[Figure record listings]
========
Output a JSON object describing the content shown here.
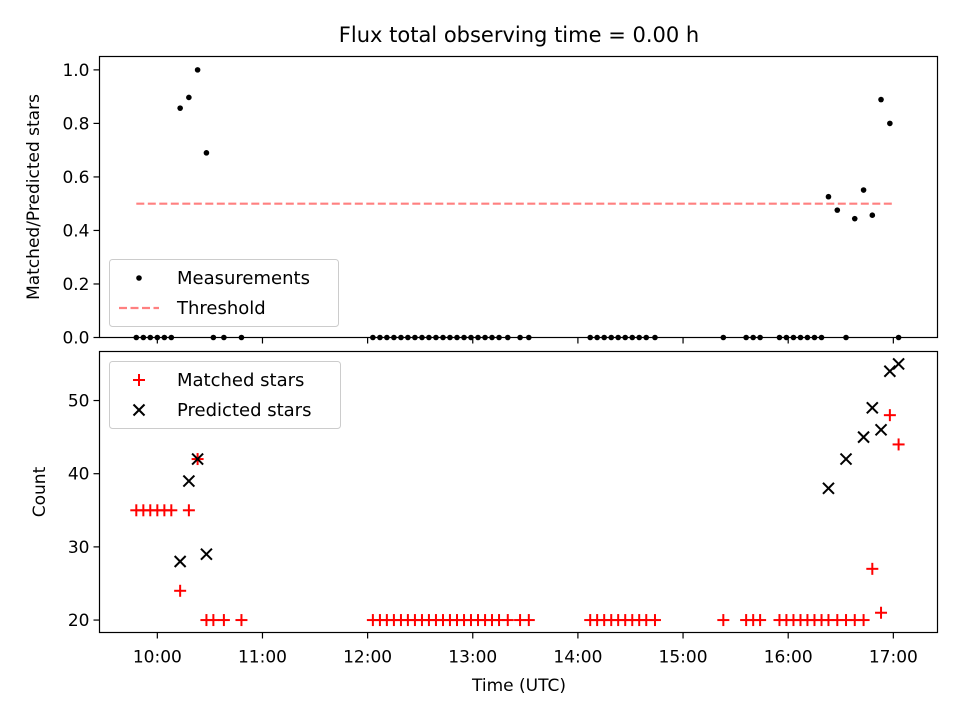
{
  "chart_data": [
    {
      "type": "scatter",
      "title": "Flux total observing time = 0.00 h",
      "xlabel": "",
      "ylabel": "Matched/Predicted stars",
      "xlim": [
        9.45,
        17.42
      ],
      "ylim": [
        0,
        1.05
      ],
      "yticks": [
        0,
        0.2,
        0.4,
        0.6,
        0.8,
        1.0
      ],
      "ytick_labels": [
        "0.0",
        "0.2",
        "0.4",
        "0.6",
        "0.8",
        "1.0"
      ],
      "legend": {
        "placement": "lower-left",
        "entries": [
          "Measurements",
          "Threshold"
        ]
      },
      "threshold": {
        "name": "Threshold",
        "y": 0.5,
        "x": [
          9.8,
          17.0
        ]
      },
      "series": [
        {
          "name": "Measurements",
          "x": [
            9.8,
            9.867,
            9.933,
            10.0,
            10.067,
            10.133,
            10.217,
            10.3,
            10.383,
            10.467,
            10.533,
            10.633,
            10.8,
            12.05,
            12.117,
            12.183,
            12.25,
            12.317,
            12.383,
            12.45,
            12.517,
            12.583,
            12.65,
            12.717,
            12.783,
            12.85,
            12.917,
            12.983,
            13.05,
            13.117,
            13.183,
            13.25,
            13.333,
            13.45,
            13.533,
            14.117,
            14.183,
            14.25,
            14.317,
            14.383,
            14.45,
            14.517,
            14.583,
            14.65,
            14.733,
            15.383,
            15.6,
            15.667,
            15.733,
            15.917,
            15.983,
            16.05,
            16.117,
            16.183,
            16.25,
            16.317,
            16.383,
            16.467,
            16.55,
            16.633,
            16.717,
            16.8,
            16.883,
            16.967,
            17.05
          ],
          "y": [
            0,
            0,
            0,
            0,
            0,
            0,
            0.857,
            0.897,
            1.0,
            0.69,
            0,
            0,
            0,
            0,
            0,
            0,
            0,
            0,
            0,
            0,
            0,
            0,
            0,
            0,
            0,
            0,
            0,
            0,
            0,
            0,
            0,
            0,
            0,
            0,
            0,
            0,
            0,
            0,
            0,
            0,
            0,
            0,
            0,
            0,
            0,
            0,
            0,
            0,
            0,
            0,
            0,
            0,
            0,
            0,
            0,
            0,
            0.526,
            0.476,
            0,
            0.444,
            0.551,
            0.457,
            0.889,
            0.8,
            0
          ]
        }
      ]
    },
    {
      "type": "scatter",
      "title": "",
      "xlabel": "Time (UTC)",
      "ylabel": "Count",
      "xlim": [
        9.45,
        17.42
      ],
      "ylim": [
        18.3,
        56.7
      ],
      "yticks": [
        20,
        30,
        40,
        50
      ],
      "ytick_labels": [
        "20",
        "30",
        "40",
        "50"
      ],
      "xticks": [
        10,
        11,
        12,
        13,
        14,
        15,
        16,
        17
      ],
      "xtick_labels": [
        "10:00",
        "11:00",
        "12:00",
        "13:00",
        "14:00",
        "15:00",
        "16:00",
        "17:00"
      ],
      "legend": {
        "placement": "top-left",
        "entries": [
          "Matched stars",
          "Predicted stars"
        ]
      },
      "series": [
        {
          "name": "Matched stars",
          "marker": "plus",
          "color": "#ff0000",
          "x": [
            9.8,
            9.867,
            9.933,
            10.0,
            10.067,
            10.133,
            10.217,
            10.3,
            10.383,
            10.467,
            10.533,
            10.633,
            10.8,
            12.05,
            12.117,
            12.183,
            12.25,
            12.317,
            12.383,
            12.45,
            12.517,
            12.583,
            12.65,
            12.717,
            12.783,
            12.85,
            12.917,
            12.983,
            13.05,
            13.117,
            13.183,
            13.25,
            13.333,
            13.45,
            13.533,
            14.117,
            14.183,
            14.25,
            14.317,
            14.383,
            14.45,
            14.517,
            14.583,
            14.65,
            14.733,
            15.383,
            15.6,
            15.667,
            15.733,
            15.917,
            15.983,
            16.05,
            16.117,
            16.183,
            16.25,
            16.317,
            16.383,
            16.467,
            16.55,
            16.633,
            16.717,
            16.8,
            16.883,
            16.967,
            17.05
          ],
          "y": [
            35,
            35,
            35,
            35,
            35,
            35,
            24,
            35,
            42,
            20,
            20,
            20,
            20,
            20,
            20,
            20,
            20,
            20,
            20,
            20,
            20,
            20,
            20,
            20,
            20,
            20,
            20,
            20,
            20,
            20,
            20,
            20,
            20,
            20,
            20,
            20,
            20,
            20,
            20,
            20,
            20,
            20,
            20,
            20,
            20,
            20,
            20,
            20,
            20,
            20,
            20,
            20,
            20,
            20,
            20,
            20,
            20,
            20,
            20,
            20,
            20,
            27,
            21,
            48,
            44
          ]
        },
        {
          "name": "Predicted stars",
          "marker": "x",
          "color": "#000000",
          "x": [
            10.217,
            10.3,
            10.383,
            10.467,
            16.383,
            16.55,
            16.717,
            16.8,
            16.883,
            16.967,
            17.05
          ],
          "y": [
            28,
            39,
            42,
            29,
            38,
            42,
            45,
            49,
            46,
            54,
            55
          ]
        }
      ]
    }
  ],
  "colors": {
    "matched": "#ff0000",
    "predicted": "#000000",
    "measurements": "#000000",
    "threshold": "#ff8080"
  }
}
========
Exercise instructions:
Locate each line with the word "name" and copy it.

Right answer:
        "name": "Threshold",
          "name": "Measurements",
          "name": "Matched stars",
          "name": "Predicted stars",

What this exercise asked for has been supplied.